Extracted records
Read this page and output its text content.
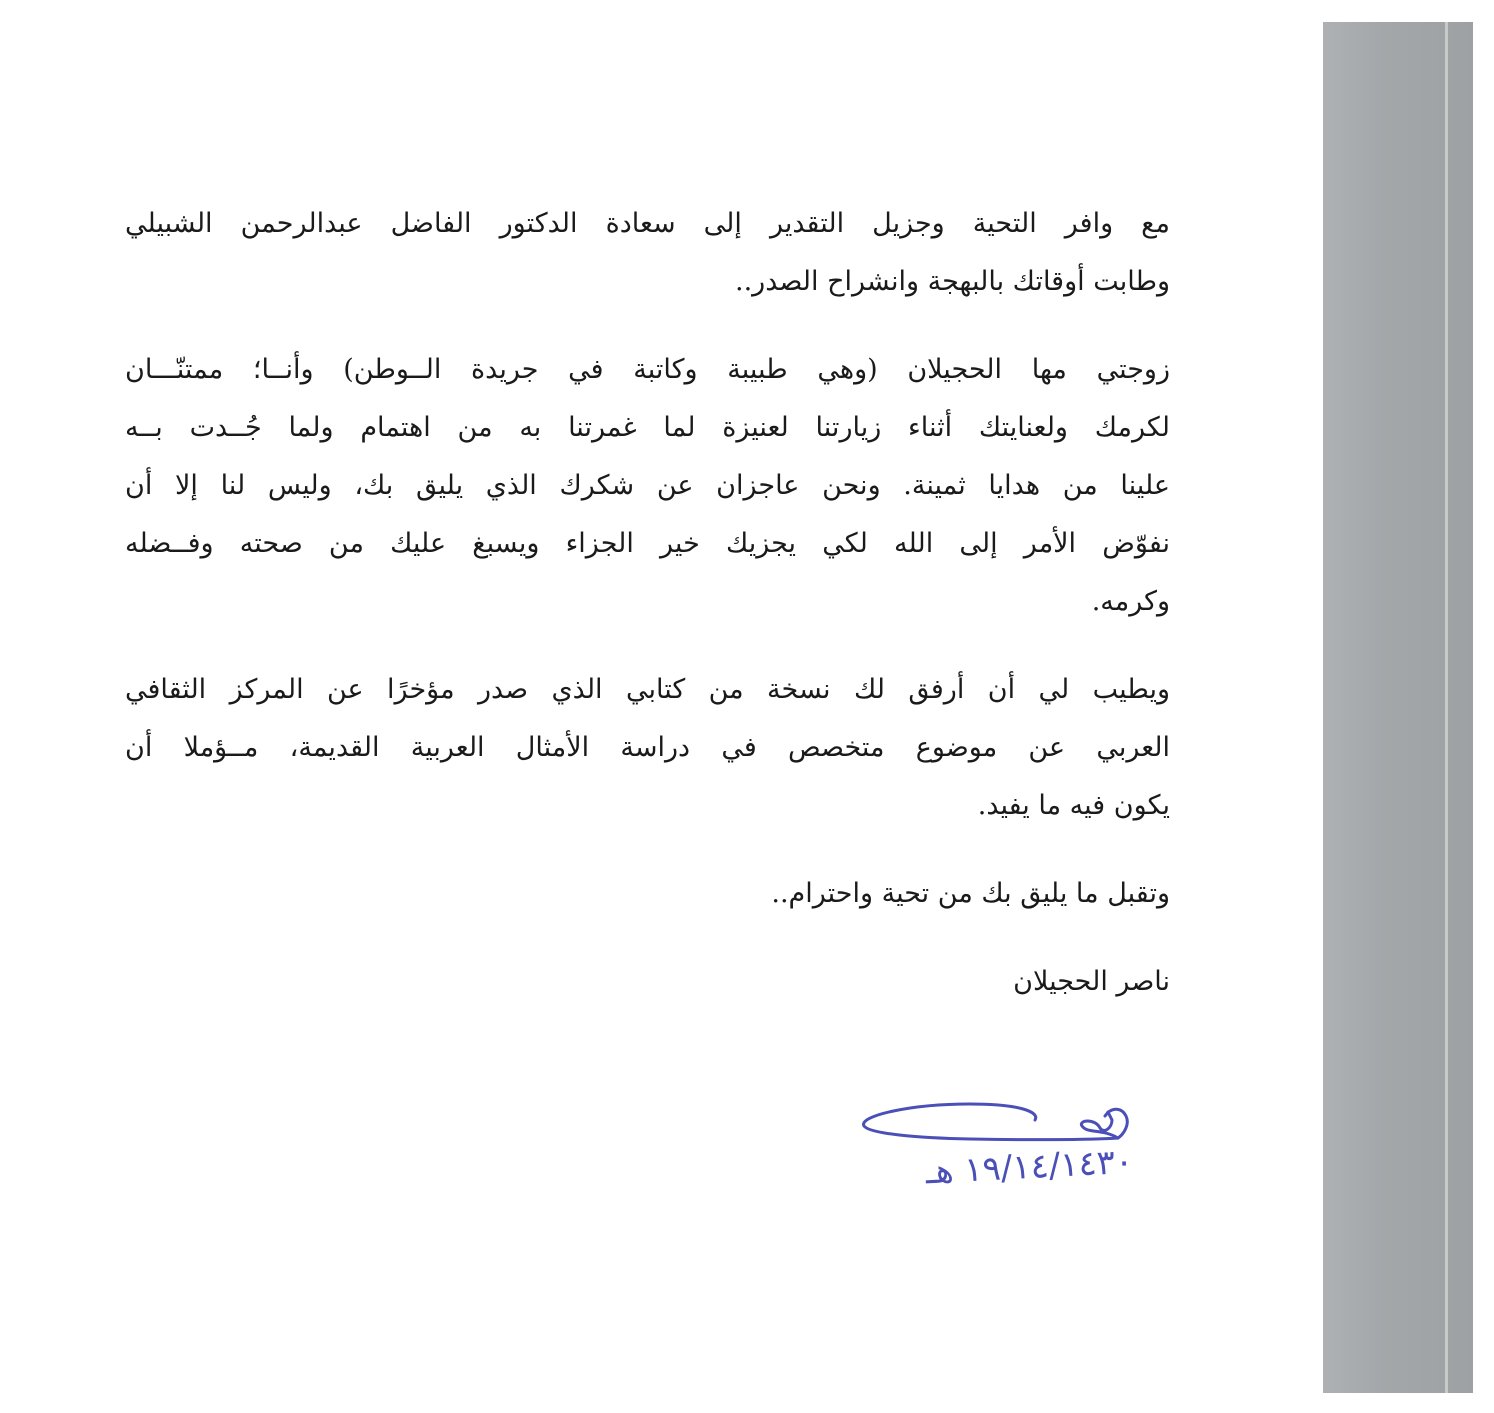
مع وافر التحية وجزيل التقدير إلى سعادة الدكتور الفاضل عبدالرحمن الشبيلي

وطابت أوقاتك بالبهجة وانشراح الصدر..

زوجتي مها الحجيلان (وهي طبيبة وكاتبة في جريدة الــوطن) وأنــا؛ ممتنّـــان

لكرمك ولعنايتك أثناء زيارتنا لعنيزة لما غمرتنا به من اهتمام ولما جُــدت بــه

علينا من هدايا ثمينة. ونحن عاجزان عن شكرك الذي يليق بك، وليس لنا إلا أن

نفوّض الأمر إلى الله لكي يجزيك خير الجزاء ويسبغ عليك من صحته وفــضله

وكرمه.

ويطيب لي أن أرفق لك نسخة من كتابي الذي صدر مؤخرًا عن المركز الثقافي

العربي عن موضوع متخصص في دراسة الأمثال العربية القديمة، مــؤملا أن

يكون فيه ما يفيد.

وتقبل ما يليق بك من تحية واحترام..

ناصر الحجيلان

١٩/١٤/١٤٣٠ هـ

AIM OF THE EXERCISE
Leave out all images, then reproduce the entries above exactly.

OUTPUT OF THE EXERCISE
Read this page and output its text content.
مع وافر التحية وجزيل التقدير إلى سعادة الدكتور الفاضل عبدالرحمن الشبيلي

وطابت أوقاتك بالبهجة وانشراح الصدر..

زوجتي مها الحجيلان (وهي طبيبة وكاتبة في جريدة الــوطن) وأنــا؛ ممتنّـــان

لكرمك ولعنايتك أثناء زيارتنا لعنيزة لما غمرتنا به من اهتمام ولما جُــدت بــه

علينا من هدايا ثمينة. ونحن عاجزان عن شكرك الذي يليق بك، وليس لنا إلا أن

نفوّض الأمر إلى الله لكي يجزيك خير الجزاء ويسبغ عليك من صحته وفــضله

وكرمه.

ويطيب لي أن أرفق لك نسخة من كتابي الذي صدر مؤخرًا عن المركز الثقافي

العربي عن موضوع متخصص في دراسة الأمثال العربية القديمة، مــؤملا أن

يكون فيه ما يفيد.

وتقبل ما يليق بك من تحية واحترام..

ناصر الحجيلان

١٩/١٤/١٤٣٠ هـ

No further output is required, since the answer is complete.